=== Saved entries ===
·····

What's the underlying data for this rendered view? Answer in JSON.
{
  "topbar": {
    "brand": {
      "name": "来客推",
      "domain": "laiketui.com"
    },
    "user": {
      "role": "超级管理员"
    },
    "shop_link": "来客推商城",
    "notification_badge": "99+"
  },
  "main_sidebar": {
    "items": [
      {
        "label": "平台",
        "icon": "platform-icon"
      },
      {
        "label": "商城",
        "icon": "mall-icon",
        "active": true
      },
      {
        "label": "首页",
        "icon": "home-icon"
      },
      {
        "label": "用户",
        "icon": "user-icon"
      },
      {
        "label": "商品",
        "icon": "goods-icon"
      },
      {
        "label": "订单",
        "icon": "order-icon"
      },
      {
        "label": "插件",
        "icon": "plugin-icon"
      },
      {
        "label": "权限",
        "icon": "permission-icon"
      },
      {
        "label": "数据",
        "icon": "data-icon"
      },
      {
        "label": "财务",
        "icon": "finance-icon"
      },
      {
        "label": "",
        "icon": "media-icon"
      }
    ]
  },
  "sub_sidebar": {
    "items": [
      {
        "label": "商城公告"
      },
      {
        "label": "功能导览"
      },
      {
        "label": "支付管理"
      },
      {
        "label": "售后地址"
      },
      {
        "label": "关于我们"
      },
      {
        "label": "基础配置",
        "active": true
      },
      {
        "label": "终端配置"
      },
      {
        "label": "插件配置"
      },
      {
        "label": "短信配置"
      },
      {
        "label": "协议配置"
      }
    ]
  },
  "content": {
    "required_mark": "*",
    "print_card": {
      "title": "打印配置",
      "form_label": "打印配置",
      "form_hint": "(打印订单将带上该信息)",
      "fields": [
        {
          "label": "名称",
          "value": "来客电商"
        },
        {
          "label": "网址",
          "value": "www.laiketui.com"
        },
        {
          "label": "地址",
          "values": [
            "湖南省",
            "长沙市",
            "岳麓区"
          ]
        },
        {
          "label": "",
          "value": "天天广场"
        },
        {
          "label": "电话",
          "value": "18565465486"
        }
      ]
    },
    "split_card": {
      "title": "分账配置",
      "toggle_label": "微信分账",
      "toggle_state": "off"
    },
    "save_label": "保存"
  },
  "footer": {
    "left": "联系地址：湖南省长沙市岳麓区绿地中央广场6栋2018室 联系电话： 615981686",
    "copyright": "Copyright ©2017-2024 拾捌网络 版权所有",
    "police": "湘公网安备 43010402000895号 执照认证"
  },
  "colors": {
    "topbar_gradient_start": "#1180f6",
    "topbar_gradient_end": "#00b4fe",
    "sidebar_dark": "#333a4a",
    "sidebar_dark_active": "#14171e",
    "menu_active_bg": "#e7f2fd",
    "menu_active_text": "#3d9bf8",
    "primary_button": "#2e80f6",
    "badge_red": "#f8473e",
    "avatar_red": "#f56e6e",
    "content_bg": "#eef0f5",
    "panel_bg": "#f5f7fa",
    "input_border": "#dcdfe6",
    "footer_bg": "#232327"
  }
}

·····

=== The task ===
Write out all the lines again, exactly as they are.

=== Completed task ===
What's the underlying data for this rendered view? Answer in JSON.
{
  "topbar": {
    "brand": {
      "name": "来客推",
      "domain": "laiketui.com"
    },
    "user": {
      "role": "超级管理员"
    },
    "shop_link": "来客推商城",
    "notification_badge": "99+"
  },
  "main_sidebar": {
    "items": [
      {
        "label": "平台",
        "icon": "platform-icon"
      },
      {
        "label": "商城",
        "icon": "mall-icon",
        "active": true
      },
      {
        "label": "首页",
        "icon": "home-icon"
      },
      {
        "label": "用户",
        "icon": "user-icon"
      },
      {
        "label": "商品",
        "icon": "goods-icon"
      },
      {
        "label": "订单",
        "icon": "order-icon"
      },
      {
        "label": "插件",
        "icon": "plugin-icon"
      },
      {
        "label": "权限",
        "icon": "permission-icon"
      },
      {
        "label": "数据",
        "icon": "data-icon"
      },
      {
        "label": "财务",
        "icon": "finance-icon"
      },
      {
        "label": "",
        "icon": "media-icon"
      }
    ]
  },
  "sub_sidebar": {
    "items": [
      {
        "label": "商城公告"
      },
      {
        "label": "功能导览"
      },
      {
        "label": "支付管理"
      },
      {
        "label": "售后地址"
      },
      {
        "label": "关于我们"
      },
      {
        "label": "基础配置",
        "active": true
      },
      {
        "label": "终端配置"
      },
      {
        "label": "插件配置"
      },
      {
        "label": "短信配置"
      },
      {
        "label": "协议配置"
      }
    ]
  },
  "content": {
    "required_mark": "*",
    "print_card": {
      "title": "打印配置",
      "form_label": "打印配置",
      "form_hint": "(打印订单将带上该信息)",
      "fields": [
        {
          "label": "名称",
          "value": "来客电商"
        },
        {
          "label": "网址",
          "value": "www.laiketui.com"
        },
        {
          "label": "地址",
          "values": [
            "湖南省",
            "长沙市",
            "岳麓区"
          ]
        },
        {
          "label": "",
          "value": "天天广场"
        },
        {
          "label": "电话",
          "value": "18565465486"
        }
      ]
    },
    "split_card": {
      "title": "分账配置",
      "toggle_label": "微信分账",
      "toggle_state": "off"
    },
    "save_label": "保存"
  },
  "footer": {
    "left": "联系地址：湖南省长沙市岳麓区绿地中央广场6栋2018室 联系电话： 615981686",
    "copyright": "Copyright ©2017-2024 拾捌网络 版权所有",
    "police": "湘公网安备 43010402000895号 执照认证"
  },
  "colors": {
    "topbar_gradient_start": "#1180f6",
    "topbar_gradient_end": "#00b4fe",
    "sidebar_dark": "#333a4a",
    "sidebar_dark_active": "#14171e",
    "menu_active_bg": "#e7f2fd",
    "menu_active_text": "#3d9bf8",
    "primary_button": "#2e80f6",
    "badge_red": "#f8473e",
    "avatar_red": "#f56e6e",
    "content_bg": "#eef0f5",
    "panel_bg": "#f5f7fa",
    "input_border": "#dcdfe6",
    "footer_bg": "#232327"
  }
}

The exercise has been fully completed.